## Aim
Work out how many lines hold the string "problemas". The answer is a single number, nothing more.

━━ Input for this task ━━

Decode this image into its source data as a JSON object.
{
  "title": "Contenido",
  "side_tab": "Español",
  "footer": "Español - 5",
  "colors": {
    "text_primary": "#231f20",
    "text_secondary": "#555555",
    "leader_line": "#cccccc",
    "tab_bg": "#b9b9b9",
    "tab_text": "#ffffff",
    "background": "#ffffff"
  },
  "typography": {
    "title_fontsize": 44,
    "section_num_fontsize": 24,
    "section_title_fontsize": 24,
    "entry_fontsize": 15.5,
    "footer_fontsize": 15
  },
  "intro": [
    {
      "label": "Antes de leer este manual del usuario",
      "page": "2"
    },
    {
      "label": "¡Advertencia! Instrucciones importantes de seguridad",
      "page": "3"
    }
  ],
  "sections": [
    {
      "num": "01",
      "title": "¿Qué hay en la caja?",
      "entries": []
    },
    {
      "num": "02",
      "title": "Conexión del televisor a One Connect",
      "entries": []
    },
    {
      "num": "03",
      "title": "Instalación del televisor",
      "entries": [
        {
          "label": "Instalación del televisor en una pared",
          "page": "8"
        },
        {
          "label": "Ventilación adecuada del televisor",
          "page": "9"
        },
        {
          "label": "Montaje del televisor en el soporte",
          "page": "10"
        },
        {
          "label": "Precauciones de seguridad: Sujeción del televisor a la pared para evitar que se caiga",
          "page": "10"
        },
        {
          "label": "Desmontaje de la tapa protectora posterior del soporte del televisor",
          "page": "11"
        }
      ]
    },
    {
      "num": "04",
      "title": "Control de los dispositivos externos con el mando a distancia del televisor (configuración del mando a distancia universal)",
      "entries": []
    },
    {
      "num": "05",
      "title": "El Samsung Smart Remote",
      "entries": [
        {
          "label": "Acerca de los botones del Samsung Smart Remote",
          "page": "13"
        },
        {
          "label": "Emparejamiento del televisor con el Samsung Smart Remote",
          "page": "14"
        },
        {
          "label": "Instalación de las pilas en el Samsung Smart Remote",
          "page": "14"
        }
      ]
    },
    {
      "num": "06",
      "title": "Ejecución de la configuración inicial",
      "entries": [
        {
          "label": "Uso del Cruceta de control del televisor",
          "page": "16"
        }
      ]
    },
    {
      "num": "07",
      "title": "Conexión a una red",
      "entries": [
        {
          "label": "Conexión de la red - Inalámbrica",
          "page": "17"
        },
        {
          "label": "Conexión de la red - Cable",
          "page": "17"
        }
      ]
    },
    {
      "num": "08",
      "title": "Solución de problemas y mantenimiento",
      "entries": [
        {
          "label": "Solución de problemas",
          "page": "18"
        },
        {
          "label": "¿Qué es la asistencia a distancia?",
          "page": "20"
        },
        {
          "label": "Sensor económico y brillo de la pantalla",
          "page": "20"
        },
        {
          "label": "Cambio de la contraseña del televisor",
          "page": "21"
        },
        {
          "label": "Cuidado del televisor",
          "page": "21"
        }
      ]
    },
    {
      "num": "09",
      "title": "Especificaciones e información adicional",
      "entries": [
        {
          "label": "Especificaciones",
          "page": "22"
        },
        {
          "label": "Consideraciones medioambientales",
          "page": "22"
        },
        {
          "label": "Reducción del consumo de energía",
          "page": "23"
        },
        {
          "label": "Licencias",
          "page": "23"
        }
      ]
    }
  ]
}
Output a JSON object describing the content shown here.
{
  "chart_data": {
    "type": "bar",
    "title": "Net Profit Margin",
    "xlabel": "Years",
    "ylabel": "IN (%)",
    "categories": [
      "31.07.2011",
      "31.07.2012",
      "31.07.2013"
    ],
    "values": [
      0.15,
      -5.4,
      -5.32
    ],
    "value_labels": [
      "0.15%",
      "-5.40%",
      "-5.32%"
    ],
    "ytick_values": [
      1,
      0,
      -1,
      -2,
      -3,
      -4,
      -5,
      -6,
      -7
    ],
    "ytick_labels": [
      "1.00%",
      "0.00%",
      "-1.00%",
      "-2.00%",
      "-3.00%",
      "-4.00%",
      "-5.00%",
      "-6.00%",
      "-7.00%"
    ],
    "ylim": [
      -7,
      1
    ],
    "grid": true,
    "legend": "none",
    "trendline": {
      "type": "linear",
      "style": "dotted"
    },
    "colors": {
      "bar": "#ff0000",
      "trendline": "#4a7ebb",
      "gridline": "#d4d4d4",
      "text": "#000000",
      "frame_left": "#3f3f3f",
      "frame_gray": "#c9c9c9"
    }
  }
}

━━━

## Result for this task
2